"""
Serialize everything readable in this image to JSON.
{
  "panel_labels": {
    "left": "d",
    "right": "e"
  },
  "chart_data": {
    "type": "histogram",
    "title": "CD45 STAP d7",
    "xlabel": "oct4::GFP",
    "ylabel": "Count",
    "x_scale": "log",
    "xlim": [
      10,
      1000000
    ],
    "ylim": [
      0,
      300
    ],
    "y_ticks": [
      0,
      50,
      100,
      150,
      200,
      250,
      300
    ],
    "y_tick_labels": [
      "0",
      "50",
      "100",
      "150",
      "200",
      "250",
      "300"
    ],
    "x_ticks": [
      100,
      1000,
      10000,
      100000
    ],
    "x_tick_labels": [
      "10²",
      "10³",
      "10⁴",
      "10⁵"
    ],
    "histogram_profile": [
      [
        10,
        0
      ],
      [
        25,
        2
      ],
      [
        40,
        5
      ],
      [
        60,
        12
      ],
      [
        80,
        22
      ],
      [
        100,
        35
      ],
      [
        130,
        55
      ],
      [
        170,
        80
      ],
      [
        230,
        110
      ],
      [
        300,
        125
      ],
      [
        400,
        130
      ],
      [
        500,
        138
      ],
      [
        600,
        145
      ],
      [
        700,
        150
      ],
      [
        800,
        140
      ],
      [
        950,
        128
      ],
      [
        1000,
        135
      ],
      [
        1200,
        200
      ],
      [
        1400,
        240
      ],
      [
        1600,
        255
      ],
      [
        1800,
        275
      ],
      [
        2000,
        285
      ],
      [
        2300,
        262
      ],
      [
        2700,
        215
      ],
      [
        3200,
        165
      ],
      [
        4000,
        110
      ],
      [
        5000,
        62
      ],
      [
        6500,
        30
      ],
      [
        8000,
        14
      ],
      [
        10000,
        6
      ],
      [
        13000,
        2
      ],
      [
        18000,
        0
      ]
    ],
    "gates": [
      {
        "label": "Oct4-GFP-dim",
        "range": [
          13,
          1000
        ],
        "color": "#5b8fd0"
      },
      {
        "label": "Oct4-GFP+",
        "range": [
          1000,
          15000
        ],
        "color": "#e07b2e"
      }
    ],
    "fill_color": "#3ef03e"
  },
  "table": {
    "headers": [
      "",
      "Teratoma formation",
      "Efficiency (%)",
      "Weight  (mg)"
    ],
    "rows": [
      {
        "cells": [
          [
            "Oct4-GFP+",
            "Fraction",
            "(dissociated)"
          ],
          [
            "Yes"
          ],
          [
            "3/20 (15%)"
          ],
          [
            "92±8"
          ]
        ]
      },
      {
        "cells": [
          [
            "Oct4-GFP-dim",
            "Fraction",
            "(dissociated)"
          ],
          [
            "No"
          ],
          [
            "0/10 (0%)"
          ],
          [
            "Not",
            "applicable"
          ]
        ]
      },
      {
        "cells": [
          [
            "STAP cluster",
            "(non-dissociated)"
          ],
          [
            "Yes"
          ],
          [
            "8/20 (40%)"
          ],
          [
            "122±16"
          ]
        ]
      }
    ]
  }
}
"""
■ **What you are asked to do**
Quote all the records exactly, please, leaving none out.

■ **Result of the exercise**
Serialize everything readable in this image to JSON.
{
  "panel_labels": {
    "left": "d",
    "right": "e"
  },
  "chart_data": {
    "type": "histogram",
    "title": "CD45 STAP d7",
    "xlabel": "oct4::GFP",
    "ylabel": "Count",
    "x_scale": "log",
    "xlim": [
      10,
      1000000
    ],
    "ylim": [
      0,
      300
    ],
    "y_ticks": [
      0,
      50,
      100,
      150,
      200,
      250,
      300
    ],
    "y_tick_labels": [
      "0",
      "50",
      "100",
      "150",
      "200",
      "250",
      "300"
    ],
    "x_ticks": [
      100,
      1000,
      10000,
      100000
    ],
    "x_tick_labels": [
      "10²",
      "10³",
      "10⁴",
      "10⁵"
    ],
    "histogram_profile": [
      [
        10,
        0
      ],
      [
        25,
        2
      ],
      [
        40,
        5
      ],
      [
        60,
        12
      ],
      [
        80,
        22
      ],
      [
        100,
        35
      ],
      [
        130,
        55
      ],
      [
        170,
        80
      ],
      [
        230,
        110
      ],
      [
        300,
        125
      ],
      [
        400,
        130
      ],
      [
        500,
        138
      ],
      [
        600,
        145
      ],
      [
        700,
        150
      ],
      [
        800,
        140
      ],
      [
        950,
        128
      ],
      [
        1000,
        135
      ],
      [
        1200,
        200
      ],
      [
        1400,
        240
      ],
      [
        1600,
        255
      ],
      [
        1800,
        275
      ],
      [
        2000,
        285
      ],
      [
        2300,
        262
      ],
      [
        2700,
        215
      ],
      [
        3200,
        165
      ],
      [
        4000,
        110
      ],
      [
        5000,
        62
      ],
      [
        6500,
        30
      ],
      [
        8000,
        14
      ],
      [
        10000,
        6
      ],
      [
        13000,
        2
      ],
      [
        18000,
        0
      ]
    ],
    "gates": [
      {
        "label": "Oct4-GFP-dim",
        "range": [
          13,
          1000
        ],
        "color": "#5b8fd0"
      },
      {
        "label": "Oct4-GFP+",
        "range": [
          1000,
          15000
        ],
        "color": "#e07b2e"
      }
    ],
    "fill_color": "#3ef03e"
  },
  "table": {
    "headers": [
      "",
      "Teratoma formation",
      "Efficiency (%)",
      "Weight  (mg)"
    ],
    "rows": [
      {
        "cells": [
          [
            "Oct4-GFP+",
            "Fraction",
            "(dissociated)"
          ],
          [
            "Yes"
          ],
          [
            "3/20 (15%)"
          ],
          [
            "92±8"
          ]
        ]
      },
      {
        "cells": [
          [
            "Oct4-GFP-dim",
            "Fraction",
            "(dissociated)"
          ],
          [
            "No"
          ],
          [
            "0/10 (0%)"
          ],
          [
            "Not",
            "applicable"
          ]
        ]
      },
      {
        "cells": [
          [
            "STAP cluster",
            "(non-dissociated)"
          ],
          [
            "Yes"
          ],
          [
            "8/20 (40%)"
          ],
          [
            "122±16"
          ]
        ]
      }
    ]
  }
}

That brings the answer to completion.